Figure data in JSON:

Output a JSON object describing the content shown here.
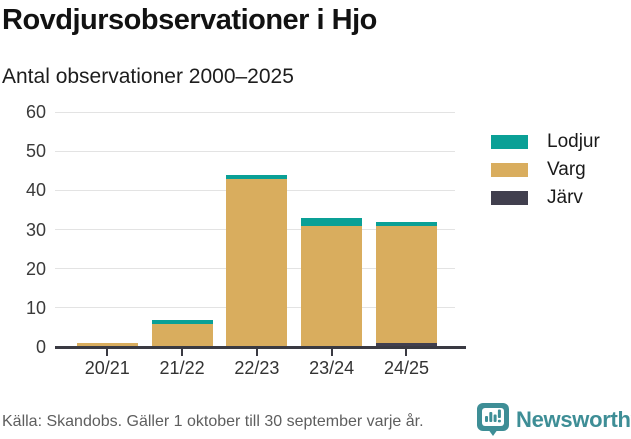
{
  "header": {
    "title": "Rovdjursobservationer i Hjo",
    "subtitle": "Antal observationer 2000–2025"
  },
  "chart_data": {
    "type": "bar",
    "stacked": true,
    "title": "Rovdjursobservationer i Hjo",
    "subtitle": "Antal observationer 2000–2025",
    "categories": [
      "20/21",
      "21/22",
      "22/23",
      "23/24",
      "24/25"
    ],
    "series": [
      {
        "name": "Järv",
        "color": "#413f4e",
        "values": [
          0,
          0,
          0,
          0,
          1
        ]
      },
      {
        "name": "Varg",
        "color": "#d9ad5e",
        "values": [
          1,
          6,
          43,
          31,
          30
        ]
      },
      {
        "name": "Lodjur",
        "color": "#0aa096",
        "values": [
          0,
          1,
          1,
          2,
          1
        ]
      }
    ],
    "totals": [
      1,
      7,
      44,
      33,
      32
    ],
    "stack_order_bottom_to_top": [
      "Järv",
      "Varg",
      "Lodjur"
    ],
    "legend": [
      {
        "label": "Lodjur",
        "color": "#0aa096"
      },
      {
        "label": "Varg",
        "color": "#d9ad5e"
      },
      {
        "label": "Järv",
        "color": "#413f4e"
      }
    ],
    "legend_position": "right",
    "xlabel": "",
    "ylabel": "",
    "ylim": [
      0,
      60
    ],
    "yticks": [
      0,
      10,
      20,
      30,
      40,
      50,
      60
    ],
    "grid": true,
    "grid_color": "#e3e3e3",
    "axis_color": "#3a3a42"
  },
  "footer": {
    "source": "Källa: Skandobs. Gäller 1 oktober till 30 september varje år.",
    "brand": "Newsworthy",
    "brand_color": "#3e8e96"
  }
}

AIM =>
Leave out the pictures, and give all the records again exactly.

RESULT OF THIS EXERCISE =>
Output a JSON object describing the content shown here.
{
  "header": {
    "title": "Rovdjursobservationer i Hjo",
    "subtitle": "Antal observationer 2000–2025"
  },
  "chart_data": {
    "type": "bar",
    "stacked": true,
    "title": "Rovdjursobservationer i Hjo",
    "subtitle": "Antal observationer 2000–2025",
    "categories": [
      "20/21",
      "21/22",
      "22/23",
      "23/24",
      "24/25"
    ],
    "series": [
      {
        "name": "Järv",
        "color": "#413f4e",
        "values": [
          0,
          0,
          0,
          0,
          1
        ]
      },
      {
        "name": "Varg",
        "color": "#d9ad5e",
        "values": [
          1,
          6,
          43,
          31,
          30
        ]
      },
      {
        "name": "Lodjur",
        "color": "#0aa096",
        "values": [
          0,
          1,
          1,
          2,
          1
        ]
      }
    ],
    "totals": [
      1,
      7,
      44,
      33,
      32
    ],
    "stack_order_bottom_to_top": [
      "Järv",
      "Varg",
      "Lodjur"
    ],
    "legend": [
      {
        "label": "Lodjur",
        "color": "#0aa096"
      },
      {
        "label": "Varg",
        "color": "#d9ad5e"
      },
      {
        "label": "Järv",
        "color": "#413f4e"
      }
    ],
    "legend_position": "right",
    "xlabel": "",
    "ylabel": "",
    "ylim": [
      0,
      60
    ],
    "yticks": [
      0,
      10,
      20,
      30,
      40,
      50,
      60
    ],
    "grid": true,
    "grid_color": "#e3e3e3",
    "axis_color": "#3a3a42"
  },
  "footer": {
    "source": "Källa: Skandobs. Gäller 1 oktober till 30 september varje år.",
    "brand": "Newsworthy",
    "brand_color": "#3e8e96"
  }
}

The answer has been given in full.